→ **INSTRUCTIONS FOR THE TASK**: Reproduce the records below exactly as they appear, omitting any pictures they contain.
--- begin DATA TO PROCESS ---
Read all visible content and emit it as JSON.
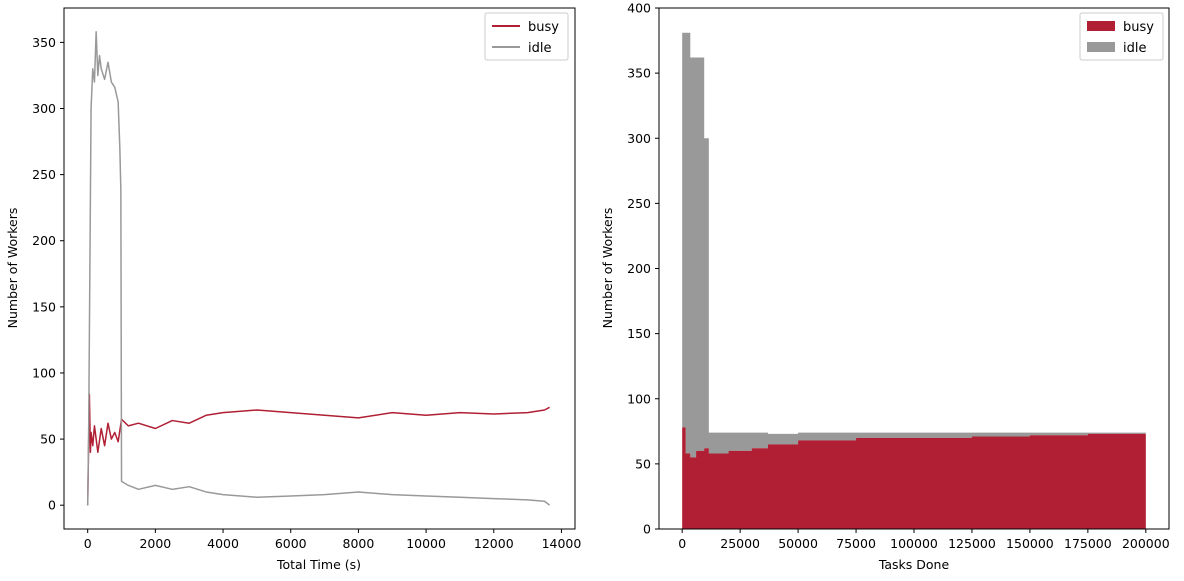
{
  "chart_data": [
    {
      "type": "line",
      "title": "",
      "xlabel": "Total Time (s)",
      "ylabel": "Number of Workers",
      "xlim": [
        -700,
        14400
      ],
      "ylim": [
        -18,
        376
      ],
      "xticks": [
        0,
        2000,
        4000,
        6000,
        8000,
        10000,
        12000,
        14000
      ],
      "xtick_labels": [
        "0",
        "2000",
        "4000",
        "6000",
        "8000",
        "10000",
        "12000",
        "14000"
      ],
      "yticks": [
        0,
        50,
        100,
        150,
        200,
        250,
        300,
        350
      ],
      "ytick_labels": [
        "0",
        "50",
        "100",
        "150",
        "200",
        "250",
        "300",
        "350"
      ],
      "legend": {
        "position": "top-right",
        "entries": [
          "busy",
          "idle"
        ]
      },
      "series": [
        {
          "name": "busy",
          "color": "#b01f33",
          "x": [
            0,
            50,
            80,
            100,
            150,
            200,
            300,
            400,
            500,
            600,
            700,
            800,
            900,
            1000,
            1200,
            1500,
            2000,
            2500,
            3000,
            3500,
            4000,
            5000,
            6000,
            7000,
            8000,
            9000,
            10000,
            11000,
            12000,
            13000,
            13500,
            13650
          ],
          "values": [
            0,
            84,
            40,
            55,
            45,
            60,
            40,
            58,
            45,
            62,
            50,
            55,
            48,
            65,
            60,
            62,
            58,
            64,
            62,
            68,
            70,
            72,
            70,
            68,
            66,
            70,
            68,
            70,
            69,
            70,
            72,
            74
          ]
        },
        {
          "name": "idle",
          "color": "#999999",
          "x": [
            0,
            30,
            100,
            150,
            200,
            250,
            300,
            350,
            400,
            500,
            600,
            700,
            800,
            900,
            950,
            980,
            1000,
            1200,
            1500,
            2000,
            2500,
            3000,
            3500,
            4000,
            5000,
            6000,
            7000,
            8000,
            9000,
            10000,
            11000,
            12000,
            13000,
            13500,
            13650
          ],
          "values": [
            0,
            60,
            300,
            330,
            320,
            358,
            325,
            340,
            330,
            322,
            335,
            320,
            316,
            305,
            270,
            238,
            18,
            15,
            12,
            15,
            12,
            14,
            10,
            8,
            6,
            7,
            8,
            10,
            8,
            7,
            6,
            5,
            4,
            3,
            0
          ]
        }
      ]
    },
    {
      "type": "area",
      "title": "",
      "xlabel": "Tasks Done",
      "ylabel": "Number of Workers",
      "xlim": [
        -10000,
        210000
      ],
      "ylim": [
        0,
        400
      ],
      "xticks": [
        0,
        25000,
        50000,
        75000,
        100000,
        125000,
        150000,
        175000,
        200000
      ],
      "xtick_labels": [
        "0",
        "25000",
        "50000",
        "75000",
        "100000",
        "125000",
        "150000",
        "175000",
        "200000"
      ],
      "yticks": [
        0,
        50,
        100,
        150,
        200,
        250,
        300,
        350,
        400
      ],
      "ytick_labels": [
        "0",
        "50",
        "100",
        "150",
        "200",
        "250",
        "300",
        "350",
        "400"
      ],
      "legend": {
        "position": "top-right",
        "entries": [
          "busy",
          "idle"
        ]
      },
      "stacked": true,
      "x": [
        0,
        1500,
        3500,
        6000,
        9500,
        11500,
        20000,
        30000,
        37000,
        50000,
        75000,
        100000,
        125000,
        150000,
        175000,
        200000
      ],
      "series": [
        {
          "name": "busy",
          "color": "#b01f33",
          "values": [
            78,
            58,
            55,
            60,
            62,
            58,
            60,
            62,
            65,
            68,
            70,
            70,
            71,
            72,
            73,
            74
          ]
        },
        {
          "name": "idle",
          "color": "#999999",
          "values": [
            303,
            323,
            307,
            302,
            238,
            16,
            14,
            12,
            8,
            6,
            4,
            4,
            3,
            2,
            1,
            0
          ]
        }
      ]
    }
  ]
}
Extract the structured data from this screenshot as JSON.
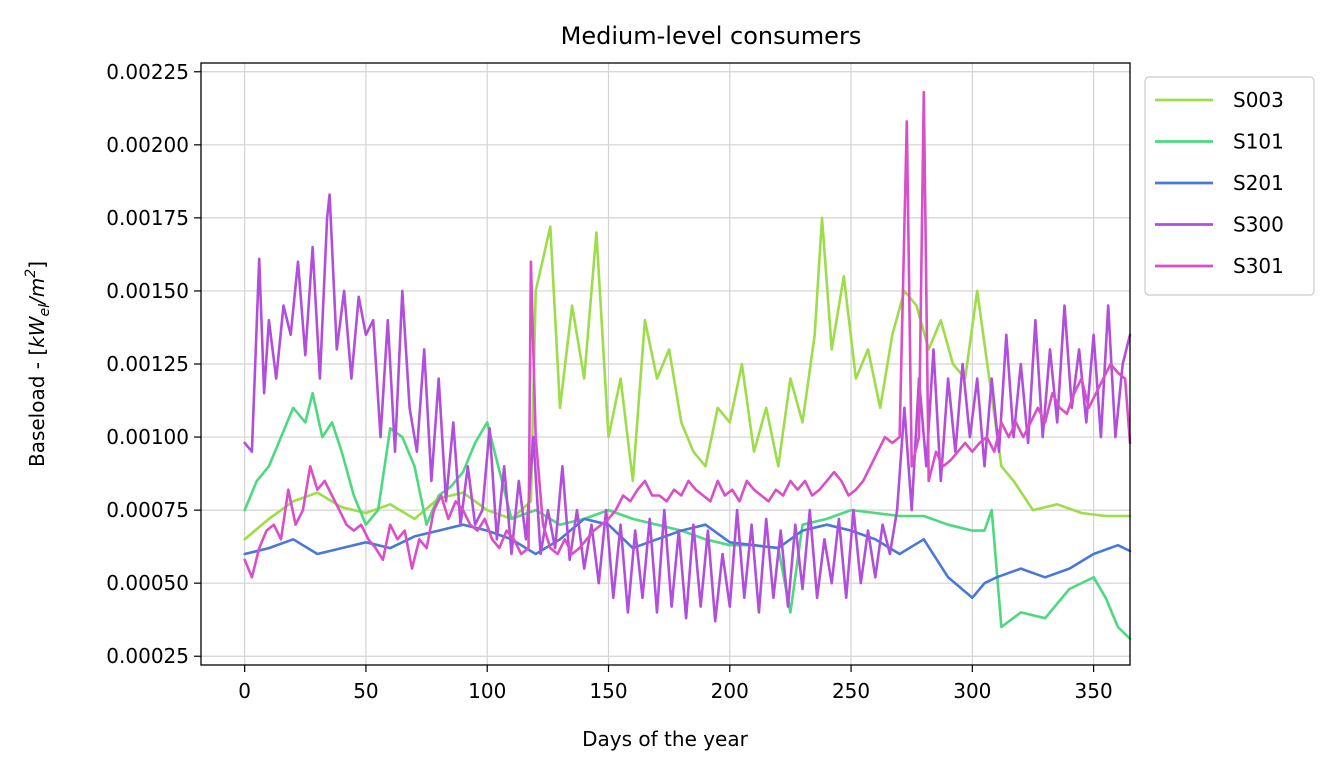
--- end DATA TO PROCESS ---
→ **WRITTEN RESPONSE**:
Read all visible content and emit it as JSON.
{
  "chart_data": [
    {
      "type": "line",
      "title": "",
      "xlabel": "Total Time (s)",
      "ylabel": "Number of Workers",
      "xlim": [
        -700,
        14400
      ],
      "ylim": [
        -18,
        376
      ],
      "xticks": [
        0,
        2000,
        4000,
        6000,
        8000,
        10000,
        12000,
        14000
      ],
      "xtick_labels": [
        "0",
        "2000",
        "4000",
        "6000",
        "8000",
        "10000",
        "12000",
        "14000"
      ],
      "yticks": [
        0,
        50,
        100,
        150,
        200,
        250,
        300,
        350
      ],
      "ytick_labels": [
        "0",
        "50",
        "100",
        "150",
        "200",
        "250",
        "300",
        "350"
      ],
      "legend": {
        "position": "top-right",
        "entries": [
          "busy",
          "idle"
        ]
      },
      "series": [
        {
          "name": "busy",
          "color": "#b01f33",
          "x": [
            0,
            50,
            80,
            100,
            150,
            200,
            300,
            400,
            500,
            600,
            700,
            800,
            900,
            1000,
            1200,
            1500,
            2000,
            2500,
            3000,
            3500,
            4000,
            5000,
            6000,
            7000,
            8000,
            9000,
            10000,
            11000,
            12000,
            13000,
            13500,
            13650
          ],
          "values": [
            0,
            84,
            40,
            55,
            45,
            60,
            40,
            58,
            45,
            62,
            50,
            55,
            48,
            65,
            60,
            62,
            58,
            64,
            62,
            68,
            70,
            72,
            70,
            68,
            66,
            70,
            68,
            70,
            69,
            70,
            72,
            74
          ]
        },
        {
          "name": "idle",
          "color": "#999999",
          "x": [
            0,
            30,
            100,
            150,
            200,
            250,
            300,
            350,
            400,
            500,
            600,
            700,
            800,
            900,
            950,
            980,
            1000,
            1200,
            1500,
            2000,
            2500,
            3000,
            3500,
            4000,
            5000,
            6000,
            7000,
            8000,
            9000,
            10000,
            11000,
            12000,
            13000,
            13500,
            13650
          ],
          "values": [
            0,
            60,
            300,
            330,
            320,
            358,
            325,
            340,
            330,
            322,
            335,
            320,
            316,
            305,
            270,
            238,
            18,
            15,
            12,
            15,
            12,
            14,
            10,
            8,
            6,
            7,
            8,
            10,
            8,
            7,
            6,
            5,
            4,
            3,
            0
          ]
        }
      ]
    },
    {
      "type": "area",
      "title": "",
      "xlabel": "Tasks Done",
      "ylabel": "Number of Workers",
      "xlim": [
        -10000,
        210000
      ],
      "ylim": [
        0,
        400
      ],
      "xticks": [
        0,
        25000,
        50000,
        75000,
        100000,
        125000,
        150000,
        175000,
        200000
      ],
      "xtick_labels": [
        "0",
        "25000",
        "50000",
        "75000",
        "100000",
        "125000",
        "150000",
        "175000",
        "200000"
      ],
      "yticks": [
        0,
        50,
        100,
        150,
        200,
        250,
        300,
        350,
        400
      ],
      "ytick_labels": [
        "0",
        "50",
        "100",
        "150",
        "200",
        "250",
        "300",
        "350",
        "400"
      ],
      "legend": {
        "position": "top-right",
        "entries": [
          "busy",
          "idle"
        ]
      },
      "stacked": true,
      "x": [
        0,
        1500,
        3500,
        6000,
        9500,
        11500,
        20000,
        30000,
        37000,
        50000,
        75000,
        100000,
        125000,
        150000,
        175000,
        200000
      ],
      "series": [
        {
          "name": "busy",
          "color": "#b01f33",
          "values": [
            78,
            58,
            55,
            60,
            62,
            58,
            60,
            62,
            65,
            68,
            70,
            70,
            71,
            72,
            73,
            74
          ]
        },
        {
          "name": "idle",
          "color": "#999999",
          "values": [
            303,
            323,
            307,
            302,
            238,
            16,
            14,
            12,
            8,
            6,
            4,
            4,
            3,
            2,
            1,
            0
          ]
        }
      ]
    }
  ]
}
Extract the structured data from this screenshot as JSON.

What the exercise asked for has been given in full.